▸ **Objective**:
Every line that includes the word "JSON" is to be listed.

** Begin **

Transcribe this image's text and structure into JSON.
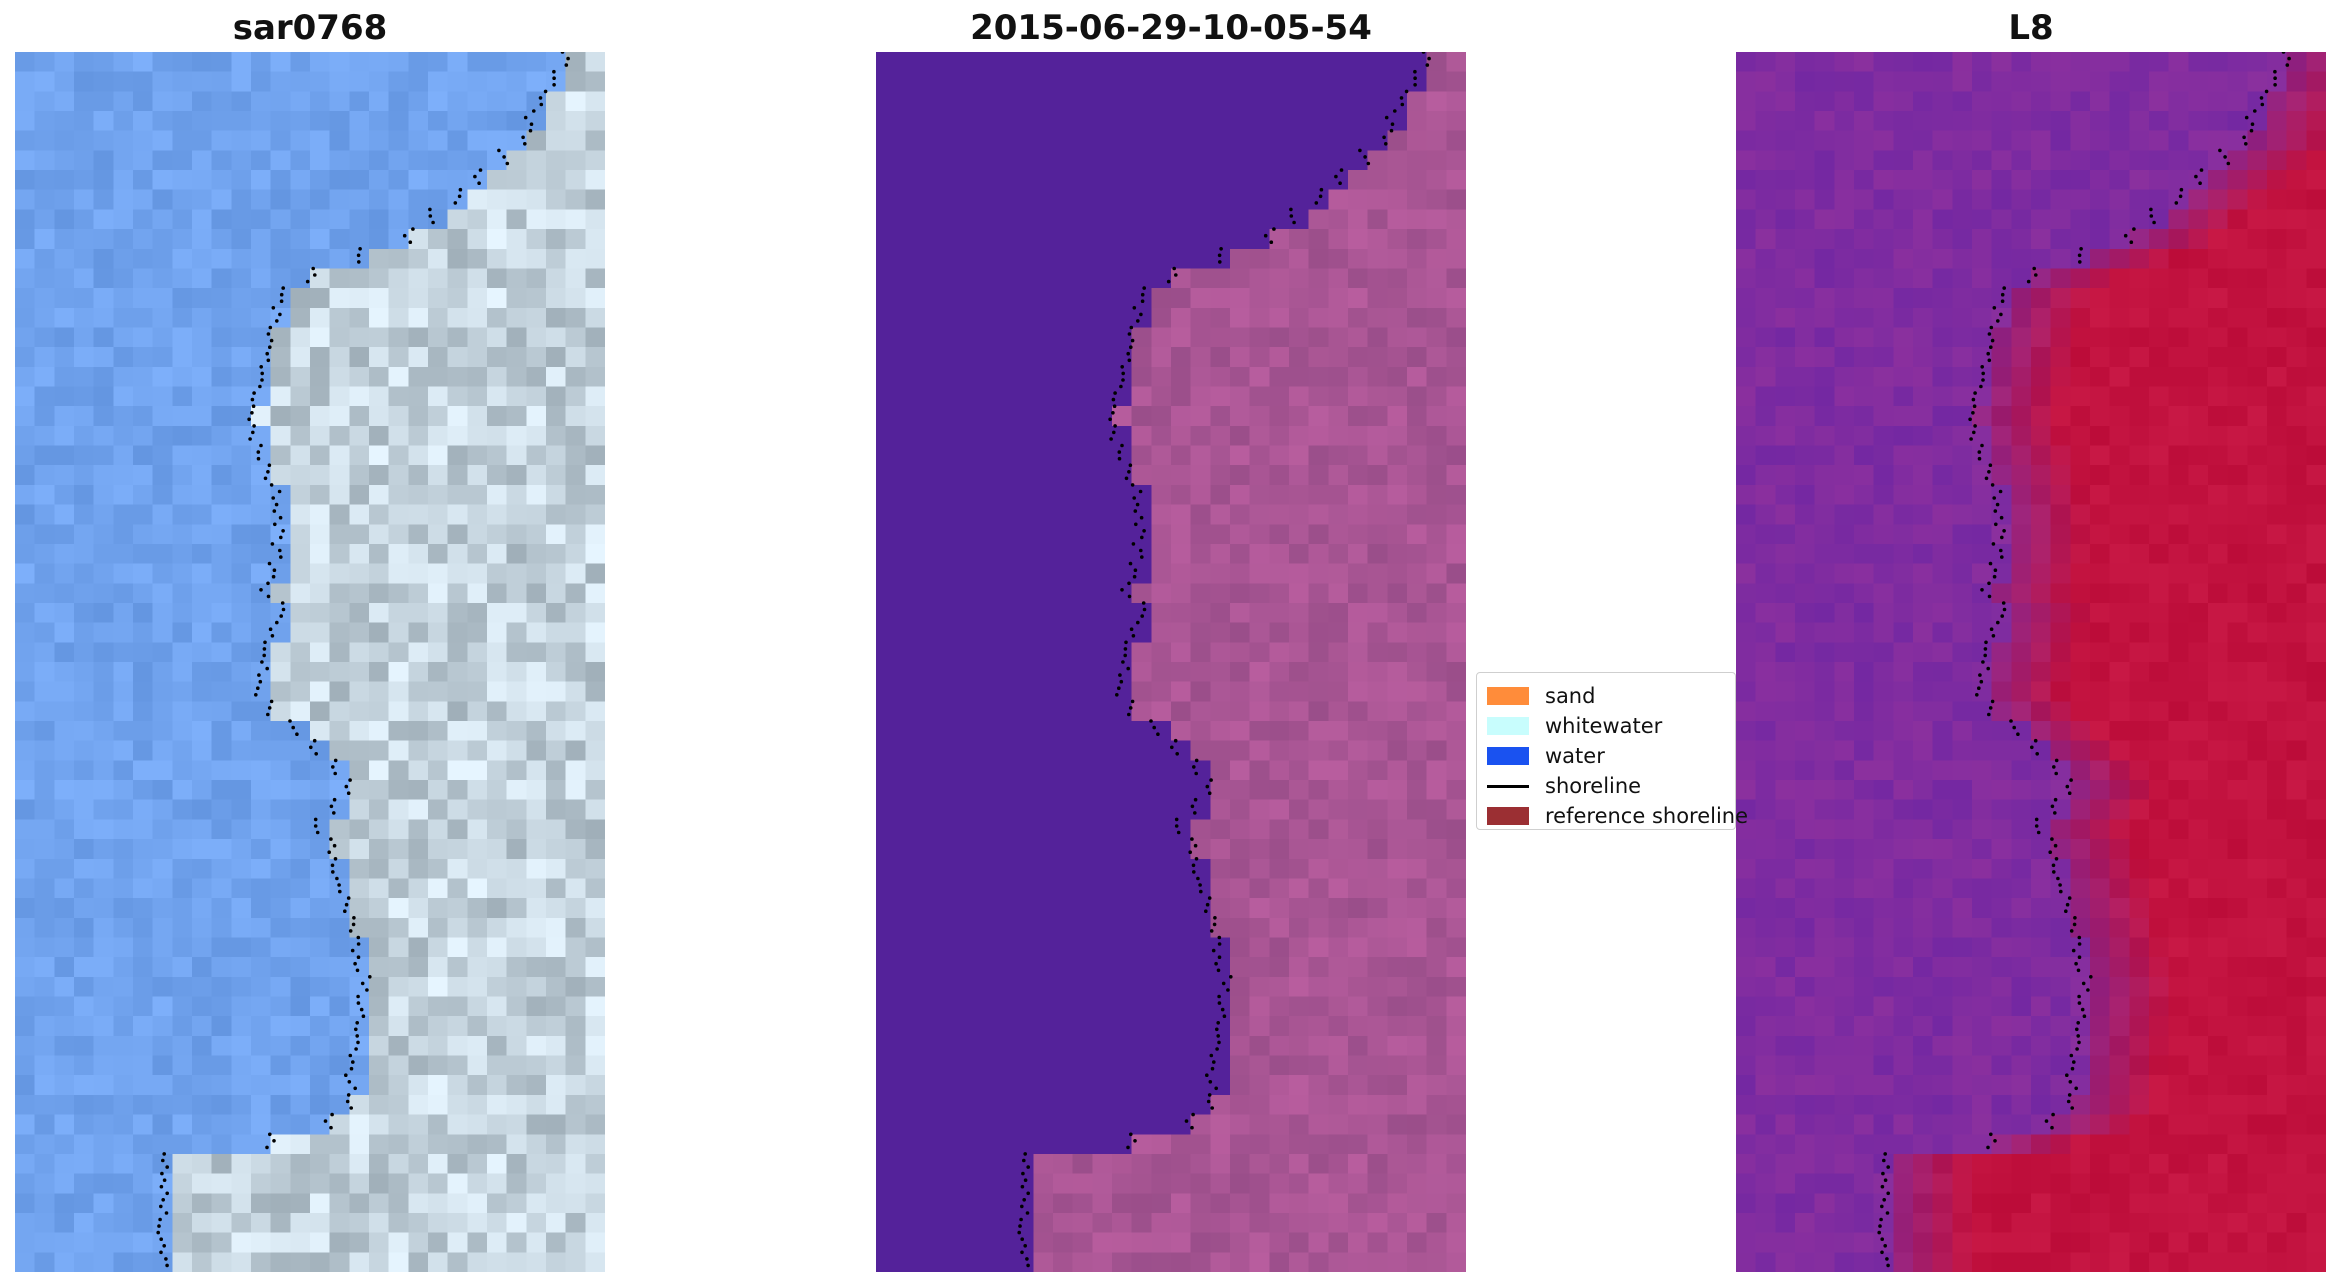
{
  "panels": [
    {
      "title": "sar0768",
      "variant": "rgb"
    },
    {
      "title": "2015-06-29-10-05-54",
      "variant": "classified"
    },
    {
      "title": "L8",
      "variant": "index"
    }
  ],
  "legend": {
    "items": [
      {
        "label": "sand",
        "type": "patch",
        "color": "#ff8c3a"
      },
      {
        "label": "whitewater",
        "type": "patch",
        "color": "#c8fdfd"
      },
      {
        "label": "water",
        "type": "patch",
        "color": "#1a52f0"
      },
      {
        "label": "shoreline",
        "type": "line",
        "color": "#000000"
      },
      {
        "label": "reference shoreline",
        "type": "patch",
        "color": "#9b2f33"
      }
    ]
  },
  "colors": {
    "water_class": "#54229a",
    "land_class": "#9a4e8a",
    "index_low": "#7a2ea8",
    "index_high": "#c2123f",
    "shoreline": "#000000"
  }
}
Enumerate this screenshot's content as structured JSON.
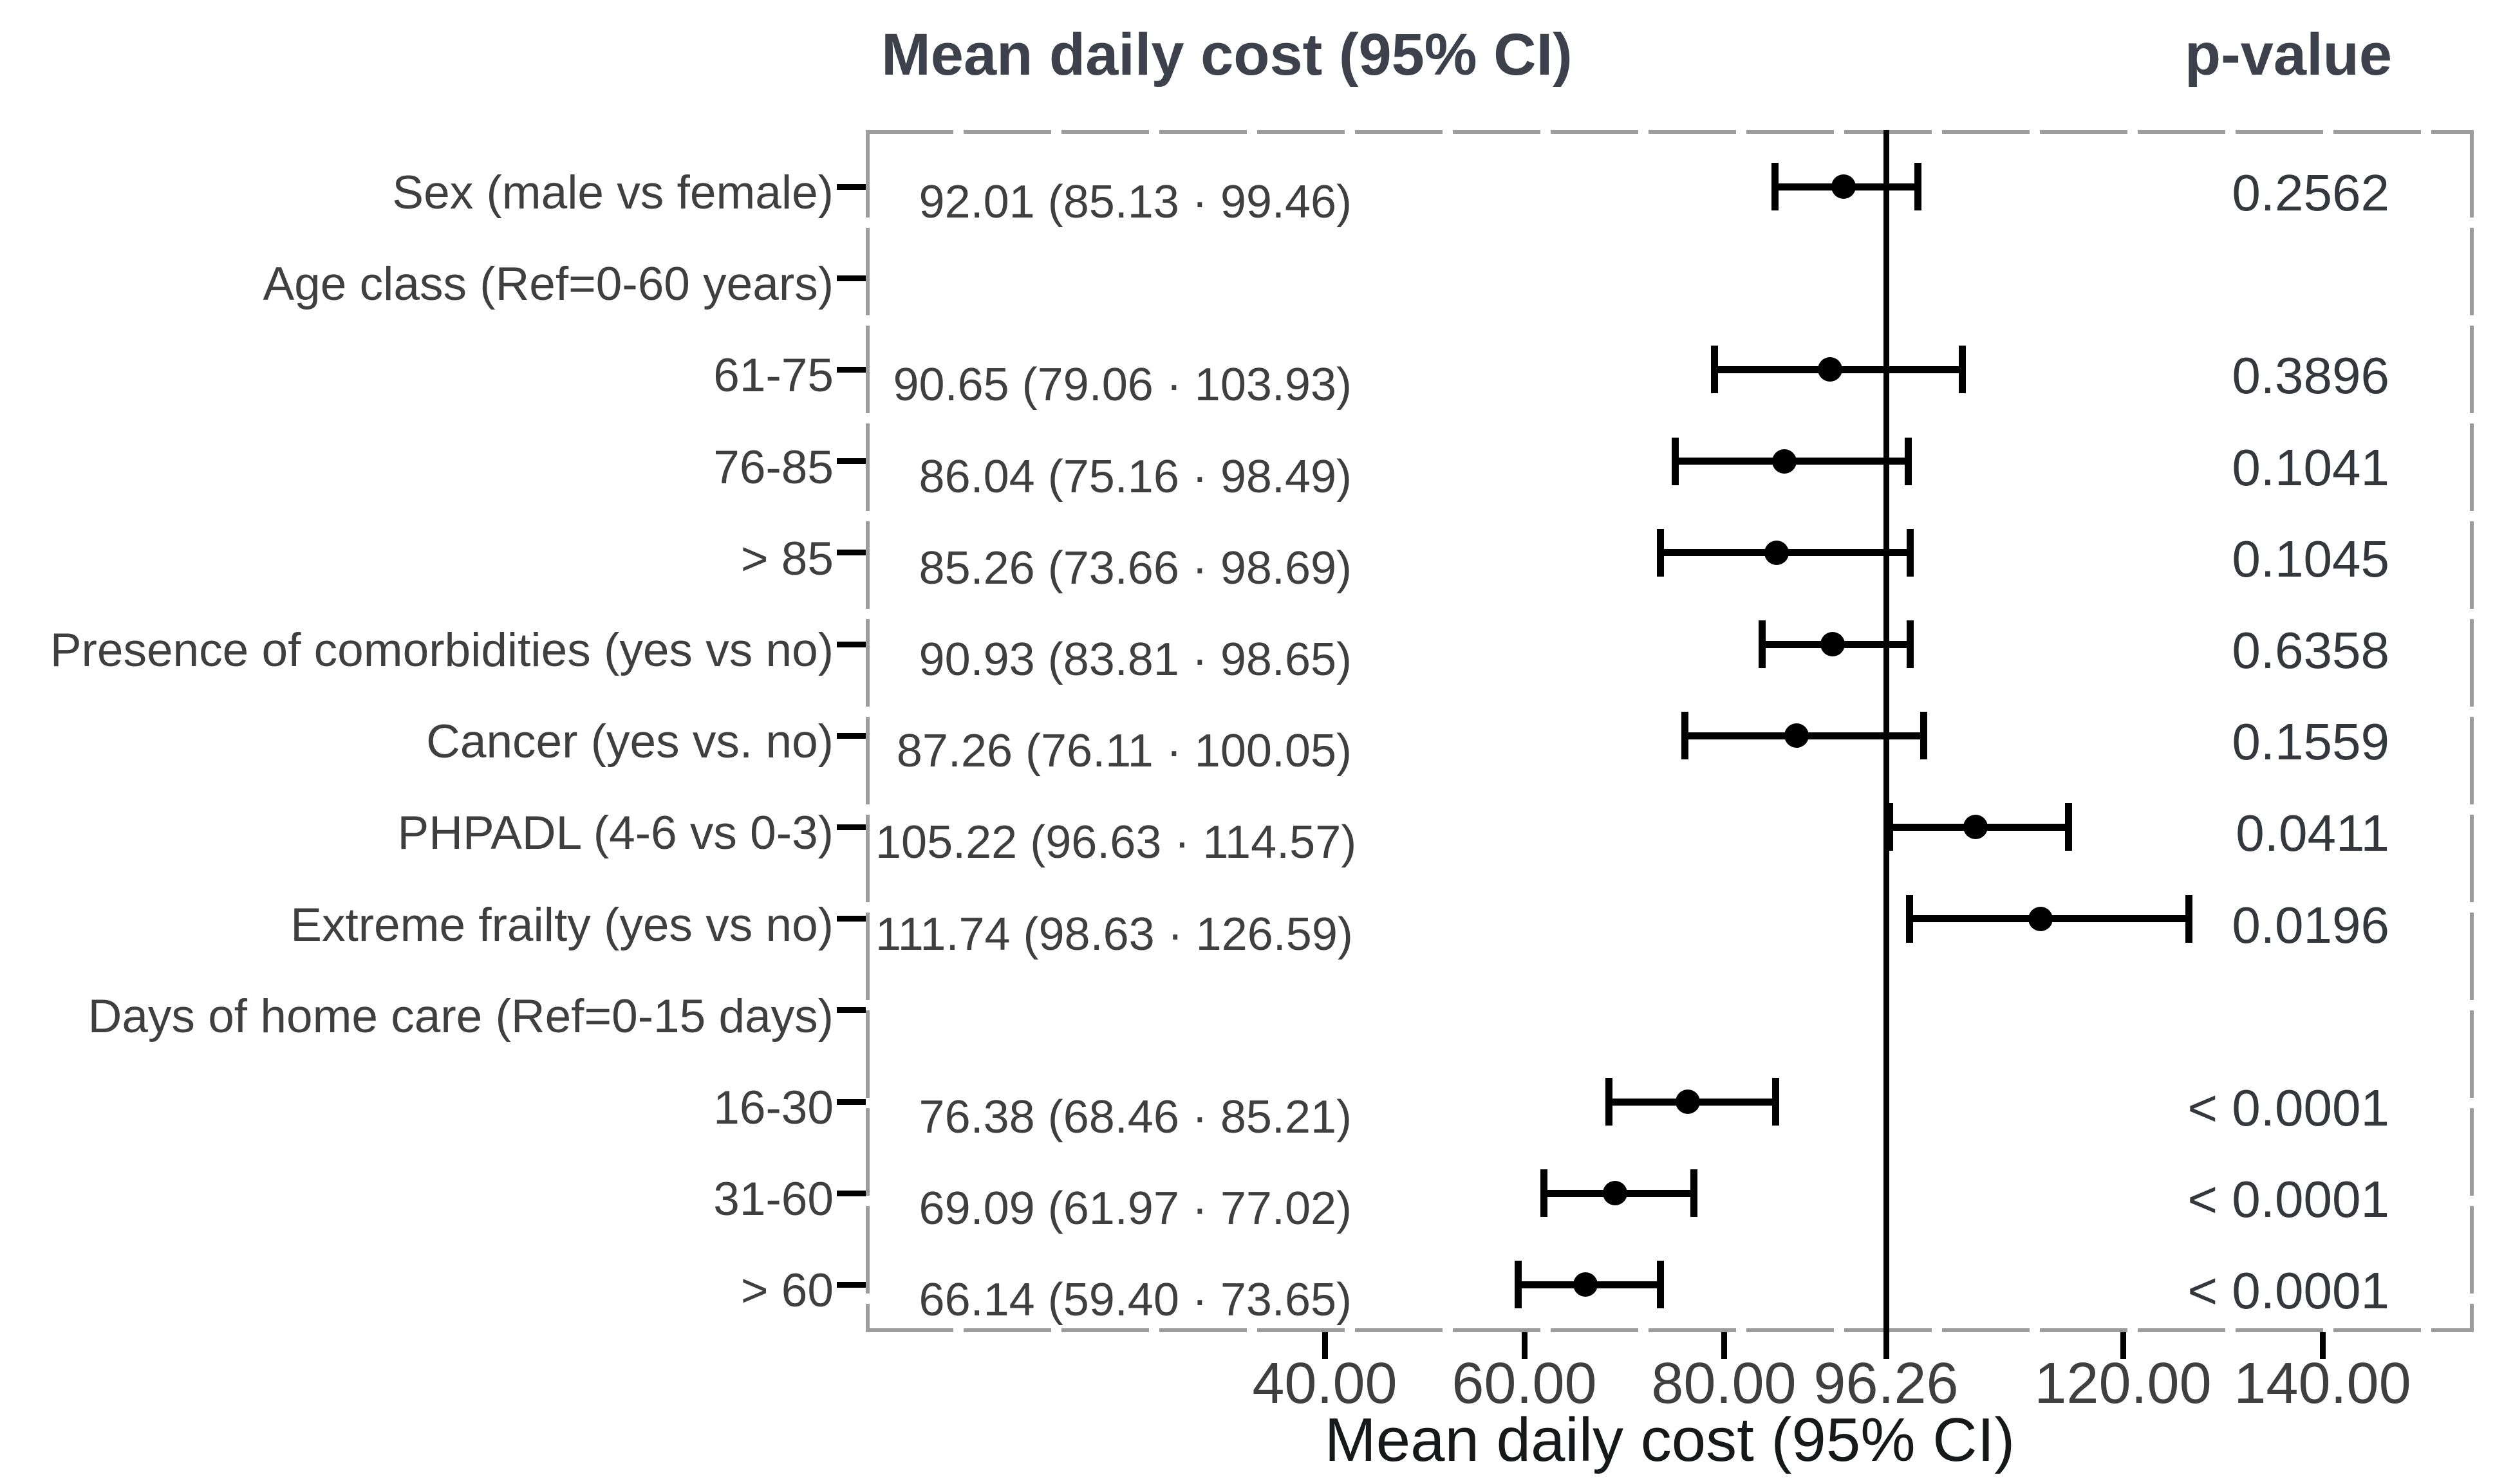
{
  "chart_data": {
    "type": "forest",
    "title": "Mean daily cost (95% CI)",
    "pvalue_header": "p-value",
    "xlabel": "Mean daily cost (95% CI)",
    "x_axis": {
      "ticks": [
        {
          "value": 40,
          "label": "40.00"
        },
        {
          "value": 60,
          "label": "60.00"
        },
        {
          "value": 80,
          "label": "80.00"
        },
        {
          "value": 96.26,
          "label": "96.26"
        },
        {
          "value": 120,
          "label": "120.00"
        },
        {
          "value": 140,
          "label": "140.00"
        }
      ],
      "reference_line": 96.26,
      "range": [
        -7,
        156
      ],
      "grid": "off"
    },
    "legend": "none",
    "rows": [
      {
        "label": "Sex (male vs female)",
        "mean": 92.01,
        "ci_low": 85.13,
        "ci_high": 99.46,
        "estimate_text": "92.01 (85.13 · 99.46)",
        "p_value": "0.2562"
      },
      {
        "label": "Age class (Ref=0-60 years)",
        "mean": null,
        "ci_low": null,
        "ci_high": null,
        "estimate_text": "",
        "p_value": ""
      },
      {
        "label": "61-75",
        "mean": 90.65,
        "ci_low": 79.06,
        "ci_high": 103.93,
        "estimate_text": "90.65 (79.06 · 103.93)",
        "p_value": "0.3896"
      },
      {
        "label": "76-85",
        "mean": 86.04,
        "ci_low": 75.16,
        "ci_high": 98.49,
        "estimate_text": "86.04 (75.16 · 98.49)",
        "p_value": "0.1041"
      },
      {
        "label": "> 85",
        "mean": 85.26,
        "ci_low": 73.66,
        "ci_high": 98.69,
        "estimate_text": "85.26 (73.66 · 98.69)",
        "p_value": "0.1045"
      },
      {
        "label": "Presence of comorbidities (yes vs no)",
        "mean": 90.93,
        "ci_low": 83.81,
        "ci_high": 98.65,
        "estimate_text": "90.93 (83.81 · 98.65)",
        "p_value": "0.6358"
      },
      {
        "label": "Cancer (yes vs. no)",
        "mean": 87.26,
        "ci_low": 76.11,
        "ci_high": 100.05,
        "estimate_text": "87.26 (76.11 · 100.05)",
        "p_value": "0.1559"
      },
      {
        "label": "PHPADL (4-6 vs 0-3)",
        "mean": 105.22,
        "ci_low": 96.63,
        "ci_high": 114.57,
        "estimate_text": "105.22 (96.63 · 114.57)",
        "p_value": "0.0411"
      },
      {
        "label": "Extreme frailty (yes vs no)",
        "mean": 111.74,
        "ci_low": 98.63,
        "ci_high": 126.59,
        "estimate_text": "111.74 (98.63 · 126.59)",
        "p_value": "0.0196"
      },
      {
        "label": "Days of home care (Ref=0-15 days)",
        "mean": null,
        "ci_low": null,
        "ci_high": null,
        "estimate_text": "",
        "p_value": ""
      },
      {
        "label": "16-30",
        "mean": 76.38,
        "ci_low": 68.46,
        "ci_high": 85.21,
        "estimate_text": "76.38 (68.46 · 85.21)",
        "p_value": "< 0.0001"
      },
      {
        "label": "31-60",
        "mean": 69.09,
        "ci_low": 61.97,
        "ci_high": 77.02,
        "estimate_text": "69.09 (61.97 · 77.02)",
        "p_value": "< 0.0001"
      },
      {
        "label": "> 60",
        "mean": 66.14,
        "ci_low": 59.4,
        "ci_high": 73.65,
        "estimate_text": "66.14 (59.40 · 73.65)",
        "p_value": "< 0.0001"
      }
    ]
  }
}
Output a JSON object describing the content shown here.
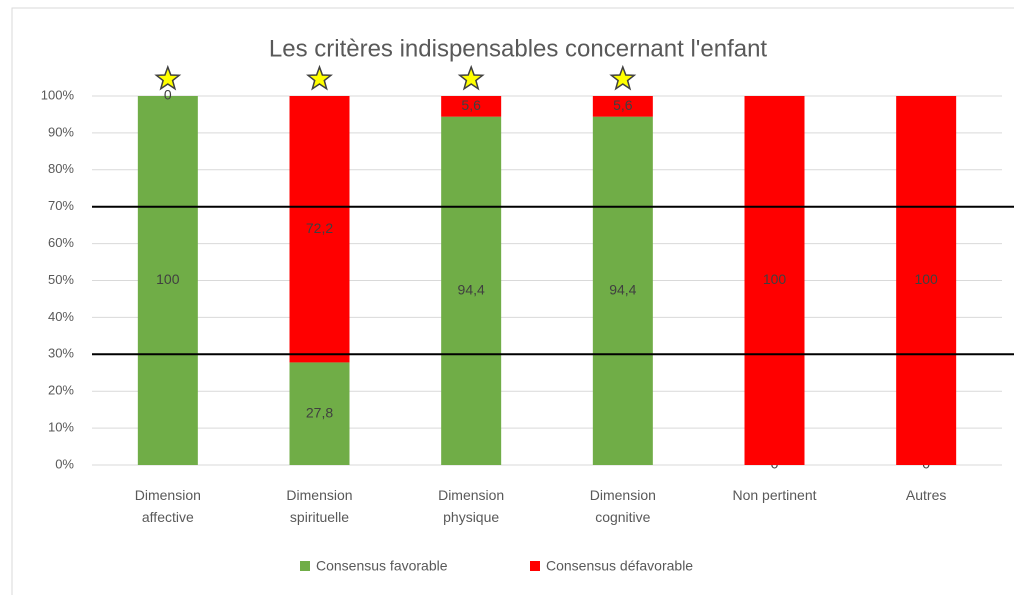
{
  "chart_data": {
    "type": "stacked_bar",
    "title": "Les critères indispensables concernant l'enfant",
    "categories": [
      "Dimension affective",
      "Dimension spirituelle",
      "Dimension physique",
      "Dimension cognitive",
      "Non pertinent",
      "Autres"
    ],
    "series": [
      {
        "name": "Consensus favorable",
        "color": "#70ad47",
        "values": [
          100,
          27.8,
          94.4,
          94.4,
          0,
          0
        ],
        "value_labels": [
          "100",
          "27,8",
          "94,4",
          "94,4",
          "0",
          "0"
        ]
      },
      {
        "name": "Consensus défavorable",
        "color": "#ff0000",
        "values": [
          0,
          72.2,
          5.6,
          5.6,
          100,
          100
        ],
        "value_labels": [
          "0",
          "72,2",
          "5,6",
          "5,6",
          "100",
          "100"
        ]
      }
    ],
    "ylim": [
      0,
      100
    ],
    "yticks": [
      {
        "value": 0,
        "label": "0%"
      },
      {
        "value": 10,
        "label": "10%"
      },
      {
        "value": 20,
        "label": "20%"
      },
      {
        "value": 30,
        "label": "30%"
      },
      {
        "value": 40,
        "label": "40%"
      },
      {
        "value": 50,
        "label": "50%"
      },
      {
        "value": 60,
        "label": "60%"
      },
      {
        "value": 70,
        "label": "70%"
      },
      {
        "value": 80,
        "label": "80%"
      },
      {
        "value": 90,
        "label": "90%"
      },
      {
        "value": 100,
        "label": "100%"
      }
    ],
    "reference_lines": [
      70,
      30
    ],
    "starred": [
      true,
      true,
      true,
      true,
      false,
      false
    ],
    "grid": true,
    "legend": "bottom"
  }
}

** End **

▸ **Task output**:
Transcribe this image's text and structure into JSON.
Enumerate this screenshot's content as structured JSON.
Output a JSON object describing the content shown here.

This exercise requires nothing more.